> Task: Identify all lines in the listing that include the word "eller", and copy them out.

^^^^^^^^

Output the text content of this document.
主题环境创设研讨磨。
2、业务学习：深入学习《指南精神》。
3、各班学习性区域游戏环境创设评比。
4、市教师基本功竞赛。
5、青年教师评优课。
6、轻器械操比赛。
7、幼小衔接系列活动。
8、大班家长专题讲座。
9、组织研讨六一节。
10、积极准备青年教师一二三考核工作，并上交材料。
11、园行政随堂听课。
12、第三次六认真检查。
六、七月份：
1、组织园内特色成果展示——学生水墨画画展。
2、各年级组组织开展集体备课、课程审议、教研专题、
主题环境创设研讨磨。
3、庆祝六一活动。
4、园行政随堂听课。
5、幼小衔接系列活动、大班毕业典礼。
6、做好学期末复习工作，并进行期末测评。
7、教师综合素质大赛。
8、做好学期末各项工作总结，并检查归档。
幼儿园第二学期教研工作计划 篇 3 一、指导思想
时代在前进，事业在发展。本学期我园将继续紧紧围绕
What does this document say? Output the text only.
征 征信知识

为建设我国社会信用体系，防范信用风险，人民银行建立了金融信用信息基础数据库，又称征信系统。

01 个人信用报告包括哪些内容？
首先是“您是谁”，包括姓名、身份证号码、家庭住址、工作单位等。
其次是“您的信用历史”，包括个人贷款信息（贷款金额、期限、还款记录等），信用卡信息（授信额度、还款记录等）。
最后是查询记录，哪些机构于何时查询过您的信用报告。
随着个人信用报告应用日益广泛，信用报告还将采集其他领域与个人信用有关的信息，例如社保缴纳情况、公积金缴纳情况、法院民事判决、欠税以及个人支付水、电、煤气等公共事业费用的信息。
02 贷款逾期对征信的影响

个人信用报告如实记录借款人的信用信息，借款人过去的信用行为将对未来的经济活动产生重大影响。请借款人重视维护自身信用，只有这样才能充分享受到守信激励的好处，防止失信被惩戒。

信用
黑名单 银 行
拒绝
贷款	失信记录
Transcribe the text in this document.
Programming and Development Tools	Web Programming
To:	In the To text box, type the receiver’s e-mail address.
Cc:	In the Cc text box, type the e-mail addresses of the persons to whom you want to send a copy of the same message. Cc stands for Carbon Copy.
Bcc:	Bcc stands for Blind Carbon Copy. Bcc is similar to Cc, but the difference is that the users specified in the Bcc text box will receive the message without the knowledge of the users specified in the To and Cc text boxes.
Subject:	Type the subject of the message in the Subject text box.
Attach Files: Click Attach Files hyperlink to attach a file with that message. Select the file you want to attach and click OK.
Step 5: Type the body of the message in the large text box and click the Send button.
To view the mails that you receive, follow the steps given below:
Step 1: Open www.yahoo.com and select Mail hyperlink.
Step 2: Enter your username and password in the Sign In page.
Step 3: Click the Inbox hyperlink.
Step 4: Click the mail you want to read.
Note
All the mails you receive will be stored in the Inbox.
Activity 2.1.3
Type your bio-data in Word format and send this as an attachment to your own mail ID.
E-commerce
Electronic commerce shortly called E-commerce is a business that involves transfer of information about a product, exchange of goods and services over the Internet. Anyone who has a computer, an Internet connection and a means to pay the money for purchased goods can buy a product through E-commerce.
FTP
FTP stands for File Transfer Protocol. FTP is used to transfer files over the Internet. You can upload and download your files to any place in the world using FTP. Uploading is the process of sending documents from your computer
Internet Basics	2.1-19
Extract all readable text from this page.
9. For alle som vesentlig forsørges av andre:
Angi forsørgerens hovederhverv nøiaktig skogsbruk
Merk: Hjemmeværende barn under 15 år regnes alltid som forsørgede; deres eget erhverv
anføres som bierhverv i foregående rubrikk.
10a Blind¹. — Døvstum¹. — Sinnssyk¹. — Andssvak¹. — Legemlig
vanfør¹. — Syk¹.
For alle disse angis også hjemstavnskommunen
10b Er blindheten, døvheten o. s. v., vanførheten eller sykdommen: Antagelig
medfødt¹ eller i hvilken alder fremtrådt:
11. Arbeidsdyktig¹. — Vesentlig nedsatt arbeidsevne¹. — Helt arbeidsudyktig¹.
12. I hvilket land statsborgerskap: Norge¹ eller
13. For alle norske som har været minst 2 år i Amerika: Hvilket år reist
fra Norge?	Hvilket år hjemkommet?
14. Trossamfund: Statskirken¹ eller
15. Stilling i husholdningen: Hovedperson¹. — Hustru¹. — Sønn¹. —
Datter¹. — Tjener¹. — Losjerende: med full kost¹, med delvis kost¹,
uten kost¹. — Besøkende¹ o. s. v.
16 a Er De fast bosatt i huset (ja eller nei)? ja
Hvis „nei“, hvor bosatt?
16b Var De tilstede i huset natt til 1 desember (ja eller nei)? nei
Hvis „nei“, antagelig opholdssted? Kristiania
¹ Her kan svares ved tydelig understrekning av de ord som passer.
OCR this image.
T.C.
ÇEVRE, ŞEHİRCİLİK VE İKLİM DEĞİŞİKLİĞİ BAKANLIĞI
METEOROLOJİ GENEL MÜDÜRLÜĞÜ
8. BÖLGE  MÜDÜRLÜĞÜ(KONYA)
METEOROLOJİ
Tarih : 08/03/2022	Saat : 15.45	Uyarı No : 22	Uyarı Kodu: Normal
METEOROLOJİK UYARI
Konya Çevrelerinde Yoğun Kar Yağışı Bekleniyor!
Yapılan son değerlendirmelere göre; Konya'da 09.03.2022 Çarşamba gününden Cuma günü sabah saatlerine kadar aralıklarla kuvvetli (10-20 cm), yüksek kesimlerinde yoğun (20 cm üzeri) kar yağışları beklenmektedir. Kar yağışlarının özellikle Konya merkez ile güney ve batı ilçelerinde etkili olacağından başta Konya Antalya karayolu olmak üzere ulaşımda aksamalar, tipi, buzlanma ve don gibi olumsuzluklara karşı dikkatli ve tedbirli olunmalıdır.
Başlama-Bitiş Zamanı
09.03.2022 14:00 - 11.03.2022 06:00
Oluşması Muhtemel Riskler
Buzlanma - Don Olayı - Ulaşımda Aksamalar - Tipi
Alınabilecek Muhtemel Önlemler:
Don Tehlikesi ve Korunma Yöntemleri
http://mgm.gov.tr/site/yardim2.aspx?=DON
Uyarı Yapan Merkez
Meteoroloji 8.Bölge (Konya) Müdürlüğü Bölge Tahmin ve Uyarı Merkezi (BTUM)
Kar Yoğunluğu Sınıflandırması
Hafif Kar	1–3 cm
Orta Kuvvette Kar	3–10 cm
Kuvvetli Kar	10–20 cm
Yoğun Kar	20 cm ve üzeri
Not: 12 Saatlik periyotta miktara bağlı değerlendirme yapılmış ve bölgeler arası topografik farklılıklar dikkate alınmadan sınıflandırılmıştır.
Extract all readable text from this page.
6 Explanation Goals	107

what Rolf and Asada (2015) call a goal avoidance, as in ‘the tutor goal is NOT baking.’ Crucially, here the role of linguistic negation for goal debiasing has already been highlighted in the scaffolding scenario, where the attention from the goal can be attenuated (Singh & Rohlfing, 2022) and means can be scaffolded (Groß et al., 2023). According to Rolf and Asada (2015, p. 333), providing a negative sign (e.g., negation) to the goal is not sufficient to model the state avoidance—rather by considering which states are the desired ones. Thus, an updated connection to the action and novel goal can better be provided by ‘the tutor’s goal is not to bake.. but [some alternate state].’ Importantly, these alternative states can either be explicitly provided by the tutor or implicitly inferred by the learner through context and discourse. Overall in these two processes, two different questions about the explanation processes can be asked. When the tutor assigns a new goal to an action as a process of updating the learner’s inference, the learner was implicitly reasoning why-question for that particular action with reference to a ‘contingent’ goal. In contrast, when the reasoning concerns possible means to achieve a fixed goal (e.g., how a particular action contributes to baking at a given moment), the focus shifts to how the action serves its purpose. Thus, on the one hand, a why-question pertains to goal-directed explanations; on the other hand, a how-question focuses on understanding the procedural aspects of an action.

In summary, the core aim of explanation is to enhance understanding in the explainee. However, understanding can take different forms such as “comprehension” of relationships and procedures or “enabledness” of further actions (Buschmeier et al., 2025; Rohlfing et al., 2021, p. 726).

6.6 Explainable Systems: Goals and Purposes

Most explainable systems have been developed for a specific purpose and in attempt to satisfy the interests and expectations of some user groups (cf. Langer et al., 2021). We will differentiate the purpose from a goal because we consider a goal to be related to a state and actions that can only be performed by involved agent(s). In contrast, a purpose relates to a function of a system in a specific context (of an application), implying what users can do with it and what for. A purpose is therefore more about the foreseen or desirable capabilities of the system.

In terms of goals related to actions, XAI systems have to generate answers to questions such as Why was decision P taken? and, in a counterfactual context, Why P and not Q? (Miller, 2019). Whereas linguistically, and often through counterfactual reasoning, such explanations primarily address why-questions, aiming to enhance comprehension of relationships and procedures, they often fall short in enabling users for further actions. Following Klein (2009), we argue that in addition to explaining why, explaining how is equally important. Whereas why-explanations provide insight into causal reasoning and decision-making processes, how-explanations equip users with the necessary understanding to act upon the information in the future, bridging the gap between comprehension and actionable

^^^^^^^^

> Completed exercise:
10b Er blindheten, døvheten o. s. v., vanførheten eller sykdommen: Antagelig
medfødt¹ eller i hvilken alder fremtrådt:
12. I hvilket land statsborgerskap: Norge¹ eller
14. Trossamfund: Statskirken¹ eller
16 a Er De fast bosatt i huset (ja eller nei)? ja
16b Var De tilstede i huset natt til 1 desember (ja eller nei)? nei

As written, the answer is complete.